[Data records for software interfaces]
============================================================
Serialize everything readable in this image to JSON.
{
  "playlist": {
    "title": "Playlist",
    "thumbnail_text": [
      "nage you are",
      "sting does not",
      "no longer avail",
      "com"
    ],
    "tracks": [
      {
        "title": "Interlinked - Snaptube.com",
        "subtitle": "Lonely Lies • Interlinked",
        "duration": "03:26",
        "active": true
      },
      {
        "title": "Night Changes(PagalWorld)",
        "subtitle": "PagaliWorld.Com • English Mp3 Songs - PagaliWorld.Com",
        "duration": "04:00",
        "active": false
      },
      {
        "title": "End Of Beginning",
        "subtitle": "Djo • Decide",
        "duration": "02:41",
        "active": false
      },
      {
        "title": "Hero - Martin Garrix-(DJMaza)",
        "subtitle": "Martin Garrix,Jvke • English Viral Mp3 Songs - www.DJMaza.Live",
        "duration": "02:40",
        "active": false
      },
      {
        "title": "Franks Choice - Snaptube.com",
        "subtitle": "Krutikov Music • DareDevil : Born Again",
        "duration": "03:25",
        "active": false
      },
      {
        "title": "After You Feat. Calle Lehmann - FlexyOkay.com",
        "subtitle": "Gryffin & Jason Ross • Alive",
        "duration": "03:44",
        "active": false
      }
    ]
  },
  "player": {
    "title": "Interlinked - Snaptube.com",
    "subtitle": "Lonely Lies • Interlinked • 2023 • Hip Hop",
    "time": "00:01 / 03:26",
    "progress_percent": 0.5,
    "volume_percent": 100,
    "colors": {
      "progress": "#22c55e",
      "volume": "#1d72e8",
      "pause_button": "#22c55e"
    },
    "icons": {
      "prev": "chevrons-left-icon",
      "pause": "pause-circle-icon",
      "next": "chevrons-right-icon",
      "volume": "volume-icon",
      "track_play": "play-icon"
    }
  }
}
============================================================
**Exercise brief**
Exactly as written, transcribe each line of the data.

**Answer box**
Serialize everything readable in this image to JSON.
{
  "playlist": {
    "title": "Playlist",
    "thumbnail_text": [
      "nage you are",
      "sting does not",
      "no longer avail",
      "com"
    ],
    "tracks": [
      {
        "title": "Interlinked - Snaptube.com",
        "subtitle": "Lonely Lies • Interlinked",
        "duration": "03:26",
        "active": true
      },
      {
        "title": "Night Changes(PagalWorld)",
        "subtitle": "PagaliWorld.Com • English Mp3 Songs - PagaliWorld.Com",
        "duration": "04:00",
        "active": false
      },
      {
        "title": "End Of Beginning",
        "subtitle": "Djo • Decide",
        "duration": "02:41",
        "active": false
      },
      {
        "title": "Hero - Martin Garrix-(DJMaza)",
        "subtitle": "Martin Garrix,Jvke • English Viral Mp3 Songs - www.DJMaza.Live",
        "duration": "02:40",
        "active": false
      },
      {
        "title": "Franks Choice - Snaptube.com",
        "subtitle": "Krutikov Music • DareDevil : Born Again",
        "duration": "03:25",
        "active": false
      },
      {
        "title": "After You Feat. Calle Lehmann - FlexyOkay.com",
        "subtitle": "Gryffin & Jason Ross • Alive",
        "duration": "03:44",
        "active": false
      }
    ]
  },
  "player": {
    "title": "Interlinked - Snaptube.com",
    "subtitle": "Lonely Lies • Interlinked • 2023 • Hip Hop",
    "time": "00:01 / 03:26",
    "progress_percent": 0.5,
    "volume_percent": 100,
    "colors": {
      "progress": "#22c55e",
      "volume": "#1d72e8",
      "pause_button": "#22c55e"
    },
    "icons": {
      "prev": "chevrons-left-icon",
      "pause": "pause-circle-icon",
      "next": "chevrons-right-icon",
      "volume": "volume-icon",
      "track_play": "play-icon"
    }
  }
}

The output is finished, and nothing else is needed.